Source records:
■ ■ ■ ■ ■

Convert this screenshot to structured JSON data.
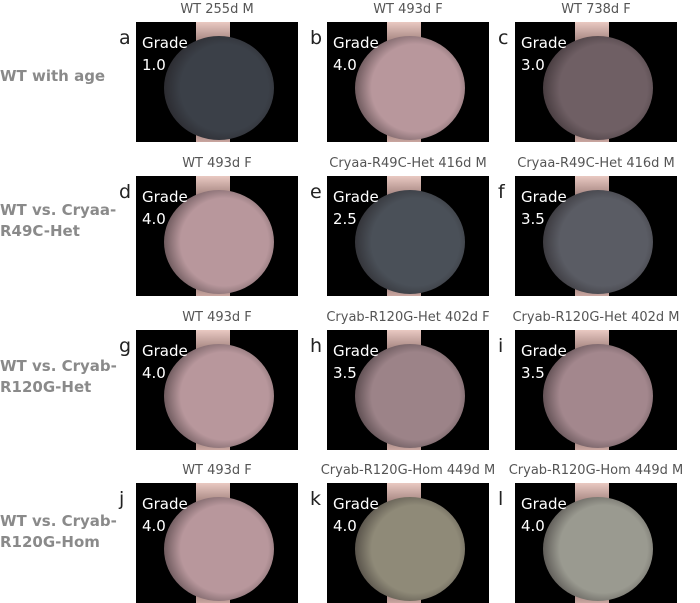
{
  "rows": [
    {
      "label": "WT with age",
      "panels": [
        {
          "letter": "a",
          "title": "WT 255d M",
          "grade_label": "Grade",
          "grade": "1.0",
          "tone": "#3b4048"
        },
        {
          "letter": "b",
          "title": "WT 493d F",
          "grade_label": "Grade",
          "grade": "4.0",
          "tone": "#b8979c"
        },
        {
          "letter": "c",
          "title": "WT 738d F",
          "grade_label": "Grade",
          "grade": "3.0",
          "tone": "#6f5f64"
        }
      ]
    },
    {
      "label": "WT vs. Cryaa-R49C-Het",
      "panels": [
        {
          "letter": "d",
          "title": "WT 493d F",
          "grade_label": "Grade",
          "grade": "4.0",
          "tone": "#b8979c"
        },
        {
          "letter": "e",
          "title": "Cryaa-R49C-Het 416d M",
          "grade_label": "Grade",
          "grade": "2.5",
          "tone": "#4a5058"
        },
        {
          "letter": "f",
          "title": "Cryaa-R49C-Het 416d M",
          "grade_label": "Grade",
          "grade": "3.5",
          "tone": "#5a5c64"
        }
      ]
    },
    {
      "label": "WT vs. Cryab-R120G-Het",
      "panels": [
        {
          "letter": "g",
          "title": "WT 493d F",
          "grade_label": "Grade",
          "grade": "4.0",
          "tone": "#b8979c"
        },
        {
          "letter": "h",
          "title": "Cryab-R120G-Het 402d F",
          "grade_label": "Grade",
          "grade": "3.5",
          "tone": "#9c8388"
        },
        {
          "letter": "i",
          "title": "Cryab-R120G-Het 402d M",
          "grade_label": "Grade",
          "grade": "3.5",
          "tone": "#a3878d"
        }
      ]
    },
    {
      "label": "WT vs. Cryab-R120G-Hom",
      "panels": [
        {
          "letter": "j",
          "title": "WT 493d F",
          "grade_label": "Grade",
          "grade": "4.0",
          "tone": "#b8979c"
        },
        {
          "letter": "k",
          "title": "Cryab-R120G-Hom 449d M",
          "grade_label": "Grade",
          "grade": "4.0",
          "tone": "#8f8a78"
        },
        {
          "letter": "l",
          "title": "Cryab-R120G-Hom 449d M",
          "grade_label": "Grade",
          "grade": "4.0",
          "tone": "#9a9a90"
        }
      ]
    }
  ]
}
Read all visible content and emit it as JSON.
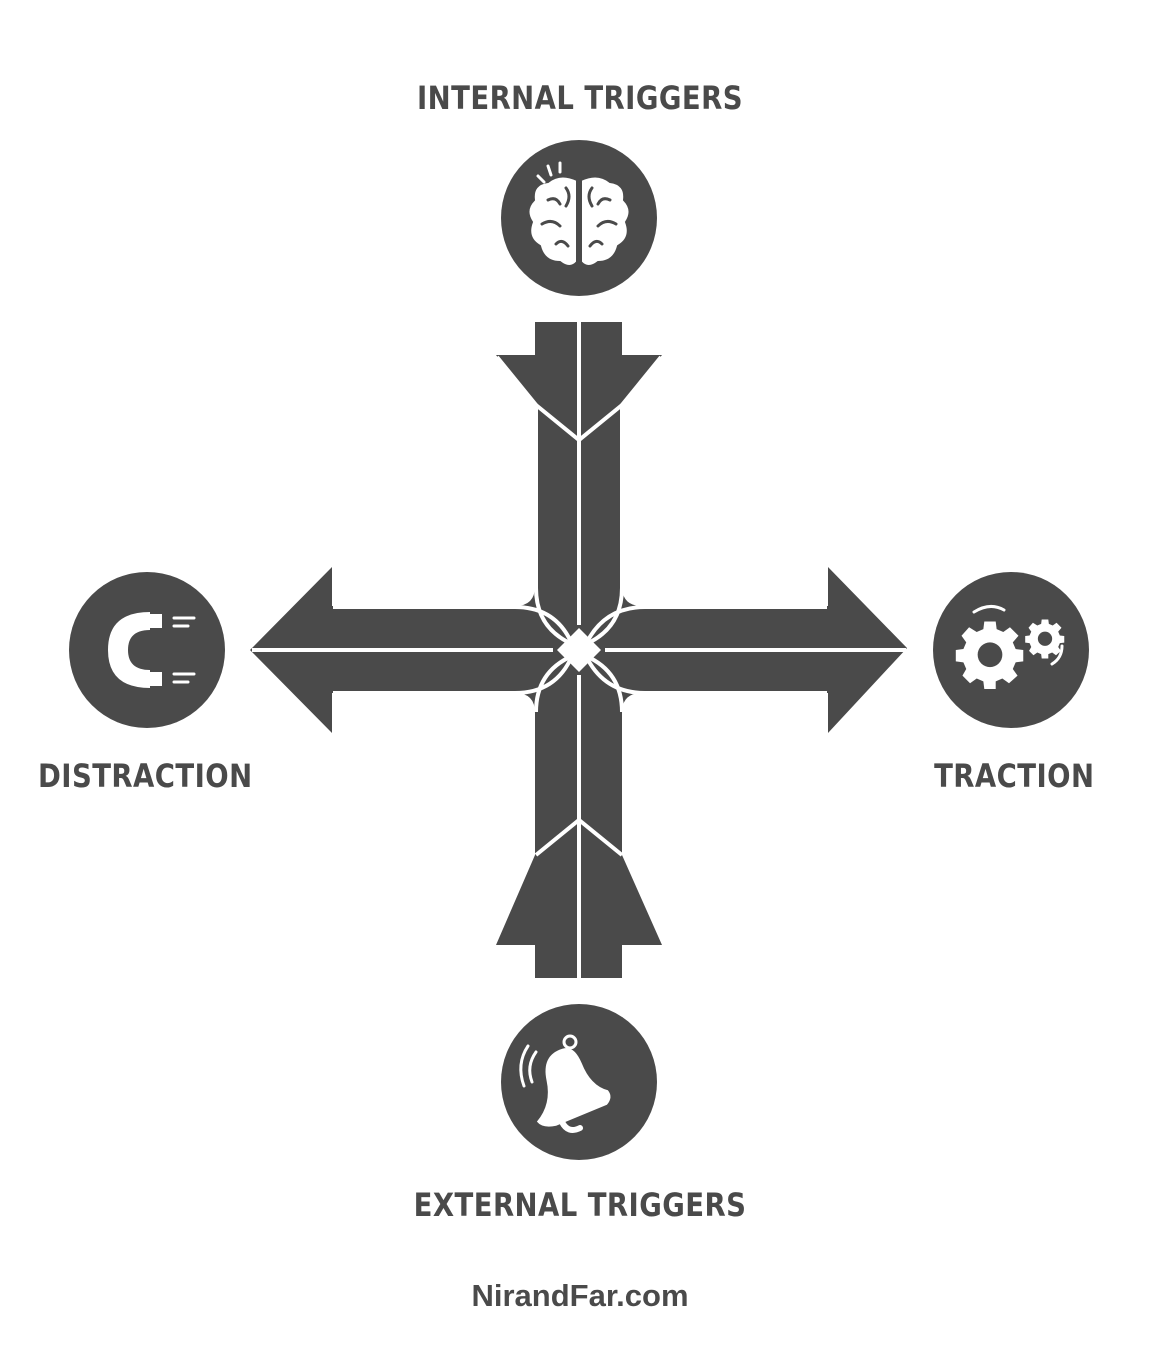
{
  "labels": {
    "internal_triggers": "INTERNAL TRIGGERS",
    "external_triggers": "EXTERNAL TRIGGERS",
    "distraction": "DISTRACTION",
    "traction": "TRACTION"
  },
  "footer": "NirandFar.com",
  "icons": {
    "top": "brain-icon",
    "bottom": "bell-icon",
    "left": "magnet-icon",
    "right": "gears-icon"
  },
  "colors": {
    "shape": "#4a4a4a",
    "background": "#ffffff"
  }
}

■ ■ ■ ■ ■

» TASK DESCRIPTION: Return the listing above unchanged, apart from dropping its pictures.

» WRITTEN SOLUTION:
Convert this screenshot to structured JSON data.
{
  "rows": [
    {
      "label": "WT with age",
      "panels": [
        {
          "letter": "a",
          "title": "WT 255d M",
          "grade_label": "Grade",
          "grade": "1.0",
          "tone": "#3b4048"
        },
        {
          "letter": "b",
          "title": "WT 493d F",
          "grade_label": "Grade",
          "grade": "4.0",
          "tone": "#b8979c"
        },
        {
          "letter": "c",
          "title": "WT 738d F",
          "grade_label": "Grade",
          "grade": "3.0",
          "tone": "#6f5f64"
        }
      ]
    },
    {
      "label": "WT vs. Cryaa-R49C-Het",
      "panels": [
        {
          "letter": "d",
          "title": "WT 493d F",
          "grade_label": "Grade",
          "grade": "4.0",
          "tone": "#b8979c"
        },
        {
          "letter": "e",
          "title": "Cryaa-R49C-Het 416d M",
          "grade_label": "Grade",
          "grade": "2.5",
          "tone": "#4a5058"
        },
        {
          "letter": "f",
          "title": "Cryaa-R49C-Het 416d M",
          "grade_label": "Grade",
          "grade": "3.5",
          "tone": "#5a5c64"
        }
      ]
    },
    {
      "label": "WT vs. Cryab-R120G-Het",
      "panels": [
        {
          "letter": "g",
          "title": "WT 493d F",
          "grade_label": "Grade",
          "grade": "4.0",
          "tone": "#b8979c"
        },
        {
          "letter": "h",
          "title": "Cryab-R120G-Het 402d F",
          "grade_label": "Grade",
          "grade": "3.5",
          "tone": "#9c8388"
        },
        {
          "letter": "i",
          "title": "Cryab-R120G-Het 402d M",
          "grade_label": "Grade",
          "grade": "3.5",
          "tone": "#a3878d"
        }
      ]
    },
    {
      "label": "WT vs. Cryab-R120G-Hom",
      "panels": [
        {
          "letter": "j",
          "title": "WT 493d F",
          "grade_label": "Grade",
          "grade": "4.0",
          "tone": "#b8979c"
        },
        {
          "letter": "k",
          "title": "Cryab-R120G-Hom 449d M",
          "grade_label": "Grade",
          "grade": "4.0",
          "tone": "#8f8a78"
        },
        {
          "letter": "l",
          "title": "Cryab-R120G-Hom 449d M",
          "grade_label": "Grade",
          "grade": "4.0",
          "tone": "#9a9a90"
        }
      ]
    }
  ]
}
Read all visible content and emit it as JSON.
{
  "labels": {
    "internal_triggers": "INTERNAL TRIGGERS",
    "external_triggers": "EXTERNAL TRIGGERS",
    "distraction": "DISTRACTION",
    "traction": "TRACTION"
  },
  "footer": "NirandFar.com",
  "icons": {
    "top": "brain-icon",
    "bottom": "bell-icon",
    "left": "magnet-icon",
    "right": "gears-icon"
  },
  "colors": {
    "shape": "#4a4a4a",
    "background": "#ffffff"
  }
}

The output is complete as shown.